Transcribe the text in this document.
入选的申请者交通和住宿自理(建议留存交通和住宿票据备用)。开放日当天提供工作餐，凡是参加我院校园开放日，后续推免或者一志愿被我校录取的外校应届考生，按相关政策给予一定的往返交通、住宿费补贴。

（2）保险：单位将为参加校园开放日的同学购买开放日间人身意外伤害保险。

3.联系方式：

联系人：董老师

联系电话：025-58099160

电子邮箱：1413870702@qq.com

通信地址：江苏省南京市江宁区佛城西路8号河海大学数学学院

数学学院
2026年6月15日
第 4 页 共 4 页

What is expected:
Generate an exact reproduction of all entries.

Full answer:
Transcribe the text in this document.
入选的申请者交通和住宿自理(建议留存交通和住宿票据备用)。开放日当天提供工作餐，凡是参加我院校园开放日，后续推免或者一志愿被我校录取的外校应届考生，按相关政策给予一定的往返交通、住宿费补贴。

（2）保险：单位将为参加校园开放日的同学购买开放日间人身意外伤害保险。

3.联系方式：

联系人：董老师

联系电话：025-58099160

电子邮箱：1413870702@qq.com

通信地址：江苏省南京市江宁区佛城西路8号河海大学数学学院

数学学院
2026年6月15日
第 4 页 共 4 页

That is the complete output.